Extract the complete listing and repeat it word for word.

========

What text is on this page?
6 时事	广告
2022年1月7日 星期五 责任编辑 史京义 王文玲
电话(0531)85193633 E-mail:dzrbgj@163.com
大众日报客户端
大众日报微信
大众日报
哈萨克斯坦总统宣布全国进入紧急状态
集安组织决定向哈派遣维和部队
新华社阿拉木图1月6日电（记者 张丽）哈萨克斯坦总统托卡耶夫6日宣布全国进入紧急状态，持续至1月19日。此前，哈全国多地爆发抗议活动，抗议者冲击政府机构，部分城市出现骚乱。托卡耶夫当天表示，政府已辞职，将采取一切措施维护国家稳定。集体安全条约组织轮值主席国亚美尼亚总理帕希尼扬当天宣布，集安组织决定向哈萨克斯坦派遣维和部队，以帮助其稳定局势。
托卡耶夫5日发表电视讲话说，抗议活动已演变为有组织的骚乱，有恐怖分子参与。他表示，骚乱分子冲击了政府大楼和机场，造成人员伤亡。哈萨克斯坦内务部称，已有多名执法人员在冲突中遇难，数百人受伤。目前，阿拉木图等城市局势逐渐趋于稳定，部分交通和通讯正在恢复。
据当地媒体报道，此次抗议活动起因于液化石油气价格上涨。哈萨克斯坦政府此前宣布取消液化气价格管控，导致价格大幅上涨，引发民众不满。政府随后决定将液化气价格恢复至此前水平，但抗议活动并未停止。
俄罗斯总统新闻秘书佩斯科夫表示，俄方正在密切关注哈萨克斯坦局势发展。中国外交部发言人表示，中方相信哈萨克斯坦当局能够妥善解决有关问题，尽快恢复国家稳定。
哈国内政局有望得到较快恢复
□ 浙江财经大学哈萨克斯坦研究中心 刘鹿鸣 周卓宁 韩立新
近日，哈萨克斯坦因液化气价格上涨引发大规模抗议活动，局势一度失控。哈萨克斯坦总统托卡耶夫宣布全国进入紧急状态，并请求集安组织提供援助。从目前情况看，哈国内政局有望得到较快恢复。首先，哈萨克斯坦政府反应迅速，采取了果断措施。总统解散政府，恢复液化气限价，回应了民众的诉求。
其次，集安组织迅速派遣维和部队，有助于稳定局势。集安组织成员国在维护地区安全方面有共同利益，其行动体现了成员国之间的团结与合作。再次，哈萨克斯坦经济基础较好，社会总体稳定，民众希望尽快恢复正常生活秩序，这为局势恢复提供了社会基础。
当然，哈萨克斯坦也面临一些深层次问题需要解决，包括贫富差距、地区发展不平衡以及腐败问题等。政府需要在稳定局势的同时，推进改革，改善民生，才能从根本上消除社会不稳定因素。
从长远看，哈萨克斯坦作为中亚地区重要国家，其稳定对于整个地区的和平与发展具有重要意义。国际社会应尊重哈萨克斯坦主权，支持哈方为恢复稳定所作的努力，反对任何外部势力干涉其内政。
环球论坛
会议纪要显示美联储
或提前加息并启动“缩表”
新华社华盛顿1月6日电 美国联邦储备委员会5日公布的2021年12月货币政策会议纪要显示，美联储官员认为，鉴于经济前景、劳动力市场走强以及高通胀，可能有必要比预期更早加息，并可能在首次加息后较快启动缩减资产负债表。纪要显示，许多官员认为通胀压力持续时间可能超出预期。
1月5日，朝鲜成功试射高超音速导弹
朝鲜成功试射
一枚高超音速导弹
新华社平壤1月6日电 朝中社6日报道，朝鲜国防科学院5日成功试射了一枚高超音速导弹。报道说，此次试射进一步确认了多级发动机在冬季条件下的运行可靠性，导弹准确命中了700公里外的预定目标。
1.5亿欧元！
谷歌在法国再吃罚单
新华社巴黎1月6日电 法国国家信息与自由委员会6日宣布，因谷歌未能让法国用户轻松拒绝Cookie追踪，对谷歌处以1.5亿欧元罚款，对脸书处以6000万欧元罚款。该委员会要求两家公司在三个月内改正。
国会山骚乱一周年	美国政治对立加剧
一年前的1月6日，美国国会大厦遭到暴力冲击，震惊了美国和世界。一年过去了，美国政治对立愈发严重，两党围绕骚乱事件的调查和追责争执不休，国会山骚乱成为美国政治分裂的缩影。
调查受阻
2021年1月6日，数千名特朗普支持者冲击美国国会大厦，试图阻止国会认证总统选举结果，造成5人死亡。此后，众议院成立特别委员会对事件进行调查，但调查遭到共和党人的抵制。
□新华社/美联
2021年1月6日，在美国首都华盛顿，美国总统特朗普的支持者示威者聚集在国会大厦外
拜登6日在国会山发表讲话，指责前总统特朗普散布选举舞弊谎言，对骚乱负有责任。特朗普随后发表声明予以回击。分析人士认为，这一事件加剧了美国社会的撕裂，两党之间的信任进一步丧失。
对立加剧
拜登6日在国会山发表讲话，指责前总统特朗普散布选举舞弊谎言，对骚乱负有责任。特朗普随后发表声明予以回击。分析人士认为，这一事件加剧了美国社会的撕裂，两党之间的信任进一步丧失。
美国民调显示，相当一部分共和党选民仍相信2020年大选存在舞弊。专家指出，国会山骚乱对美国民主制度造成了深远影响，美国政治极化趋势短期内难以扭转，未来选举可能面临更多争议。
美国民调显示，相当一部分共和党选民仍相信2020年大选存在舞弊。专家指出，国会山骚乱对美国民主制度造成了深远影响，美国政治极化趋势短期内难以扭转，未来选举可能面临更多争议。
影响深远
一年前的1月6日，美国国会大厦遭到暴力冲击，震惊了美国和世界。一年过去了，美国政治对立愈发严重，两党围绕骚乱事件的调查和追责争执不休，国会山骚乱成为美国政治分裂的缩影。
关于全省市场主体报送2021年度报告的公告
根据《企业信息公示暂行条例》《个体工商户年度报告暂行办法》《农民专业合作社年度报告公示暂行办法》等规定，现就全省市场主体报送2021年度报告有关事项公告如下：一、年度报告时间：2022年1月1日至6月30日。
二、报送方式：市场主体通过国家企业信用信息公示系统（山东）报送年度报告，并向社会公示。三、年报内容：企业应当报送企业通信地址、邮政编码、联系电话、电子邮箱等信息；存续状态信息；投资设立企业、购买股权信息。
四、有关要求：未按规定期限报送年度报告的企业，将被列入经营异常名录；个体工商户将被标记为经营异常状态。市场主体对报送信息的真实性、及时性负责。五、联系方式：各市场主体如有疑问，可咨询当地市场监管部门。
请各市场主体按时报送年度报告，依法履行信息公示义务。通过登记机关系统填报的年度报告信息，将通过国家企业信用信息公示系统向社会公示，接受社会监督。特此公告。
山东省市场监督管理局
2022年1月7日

========

Response below ▸
What text is on this page?
6 时事	广告
2022年1月7日 星期五 责任编辑 史京义 王文玲
电话(0531)85193633 E-mail:dzrbgj@163.com
大众日报客户端
大众日报微信
大众日报
哈萨克斯坦总统宣布全国进入紧急状态
集安组织决定向哈派遣维和部队
新华社阿拉木图1月6日电（记者 张丽）哈萨克斯坦总统托卡耶夫6日宣布全国进入紧急状态，持续至1月19日。此前，哈全国多地爆发抗议活动，抗议者冲击政府机构，部分城市出现骚乱。托卡耶夫当天表示，政府已辞职，将采取一切措施维护国家稳定。集体安全条约组织轮值主席国亚美尼亚总理帕希尼扬当天宣布，集安组织决定向哈萨克斯坦派遣维和部队，以帮助其稳定局势。
托卡耶夫5日发表电视讲话说，抗议活动已演变为有组织的骚乱，有恐怖分子参与。他表示，骚乱分子冲击了政府大楼和机场，造成人员伤亡。哈萨克斯坦内务部称，已有多名执法人员在冲突中遇难，数百人受伤。目前，阿拉木图等城市局势逐渐趋于稳定，部分交通和通讯正在恢复。
据当地媒体报道，此次抗议活动起因于液化石油气价格上涨。哈萨克斯坦政府此前宣布取消液化气价格管控，导致价格大幅上涨，引发民众不满。政府随后决定将液化气价格恢复至此前水平，但抗议活动并未停止。
俄罗斯总统新闻秘书佩斯科夫表示，俄方正在密切关注哈萨克斯坦局势发展。中国外交部发言人表示，中方相信哈萨克斯坦当局能够妥善解决有关问题，尽快恢复国家稳定。
哈国内政局有望得到较快恢复
□ 浙江财经大学哈萨克斯坦研究中心 刘鹿鸣 周卓宁 韩立新
近日，哈萨克斯坦因液化气价格上涨引发大规模抗议活动，局势一度失控。哈萨克斯坦总统托卡耶夫宣布全国进入紧急状态，并请求集安组织提供援助。从目前情况看，哈国内政局有望得到较快恢复。首先，哈萨克斯坦政府反应迅速，采取了果断措施。总统解散政府，恢复液化气限价，回应了民众的诉求。
其次，集安组织迅速派遣维和部队，有助于稳定局势。集安组织成员国在维护地区安全方面有共同利益，其行动体现了成员国之间的团结与合作。再次，哈萨克斯坦经济基础较好，社会总体稳定，民众希望尽快恢复正常生活秩序，这为局势恢复提供了社会基础。
当然，哈萨克斯坦也面临一些深层次问题需要解决，包括贫富差距、地区发展不平衡以及腐败问题等。政府需要在稳定局势的同时，推进改革，改善民生，才能从根本上消除社会不稳定因素。
从长远看，哈萨克斯坦作为中亚地区重要国家，其稳定对于整个地区的和平与发展具有重要意义。国际社会应尊重哈萨克斯坦主权，支持哈方为恢复稳定所作的努力，反对任何外部势力干涉其内政。
环球论坛
会议纪要显示美联储
或提前加息并启动“缩表”
新华社华盛顿1月6日电 美国联邦储备委员会5日公布的2021年12月货币政策会议纪要显示，美联储官员认为，鉴于经济前景、劳动力市场走强以及高通胀，可能有必要比预期更早加息，并可能在首次加息后较快启动缩减资产负债表。纪要显示，许多官员认为通胀压力持续时间可能超出预期。
1月5日，朝鲜成功试射高超音速导弹
朝鲜成功试射
一枚高超音速导弹
新华社平壤1月6日电 朝中社6日报道，朝鲜国防科学院5日成功试射了一枚高超音速导弹。报道说，此次试射进一步确认了多级发动机在冬季条件下的运行可靠性，导弹准确命中了700公里外的预定目标。
1.5亿欧元！
谷歌在法国再吃罚单
新华社巴黎1月6日电 法国国家信息与自由委员会6日宣布，因谷歌未能让法国用户轻松拒绝Cookie追踪，对谷歌处以1.5亿欧元罚款，对脸书处以6000万欧元罚款。该委员会要求两家公司在三个月内改正。
国会山骚乱一周年	美国政治对立加剧
一年前的1月6日，美国国会大厦遭到暴力冲击，震惊了美国和世界。一年过去了，美国政治对立愈发严重，两党围绕骚乱事件的调查和追责争执不休，国会山骚乱成为美国政治分裂的缩影。
调查受阻
2021年1月6日，数千名特朗普支持者冲击美国国会大厦，试图阻止国会认证总统选举结果，造成5人死亡。此后，众议院成立特别委员会对事件进行调查，但调查遭到共和党人的抵制。
□新华社/美联
2021年1月6日，在美国首都华盛顿，美国总统特朗普的支持者示威者聚集在国会大厦外
拜登6日在国会山发表讲话，指责前总统特朗普散布选举舞弊谎言，对骚乱负有责任。特朗普随后发表声明予以回击。分析人士认为，这一事件加剧了美国社会的撕裂，两党之间的信任进一步丧失。
对立加剧
拜登6日在国会山发表讲话，指责前总统特朗普散布选举舞弊谎言，对骚乱负有责任。特朗普随后发表声明予以回击。分析人士认为，这一事件加剧了美国社会的撕裂，两党之间的信任进一步丧失。
美国民调显示，相当一部分共和党选民仍相信2020年大选存在舞弊。专家指出，国会山骚乱对美国民主制度造成了深远影响，美国政治极化趋势短期内难以扭转，未来选举可能面临更多争议。
美国民调显示，相当一部分共和党选民仍相信2020年大选存在舞弊。专家指出，国会山骚乱对美国民主制度造成了深远影响，美国政治极化趋势短期内难以扭转，未来选举可能面临更多争议。
影响深远
一年前的1月6日，美国国会大厦遭到暴力冲击，震惊了美国和世界。一年过去了，美国政治对立愈发严重，两党围绕骚乱事件的调查和追责争执不休，国会山骚乱成为美国政治分裂的缩影。
关于全省市场主体报送2021年度报告的公告
根据《企业信息公示暂行条例》《个体工商户年度报告暂行办法》《农民专业合作社年度报告公示暂行办法》等规定，现就全省市场主体报送2021年度报告有关事项公告如下：一、年度报告时间：2022年1月1日至6月30日。
二、报送方式：市场主体通过国家企业信用信息公示系统（山东）报送年度报告，并向社会公示。三、年报内容：企业应当报送企业通信地址、邮政编码、联系电话、电子邮箱等信息；存续状态信息；投资设立企业、购买股权信息。
四、有关要求：未按规定期限报送年度报告的企业，将被列入经营异常名录；个体工商户将被标记为经营异常状态。市场主体对报送信息的真实性、及时性负责。五、联系方式：各市场主体如有疑问，可咨询当地市场监管部门。
请各市场主体按时报送年度报告，依法履行信息公示义务。通过登记机关系统填报的年度报告信息，将通过国家企业信用信息公示系统向社会公示，接受社会监督。特此公告。
山东省市场监督管理局
2022年1月7日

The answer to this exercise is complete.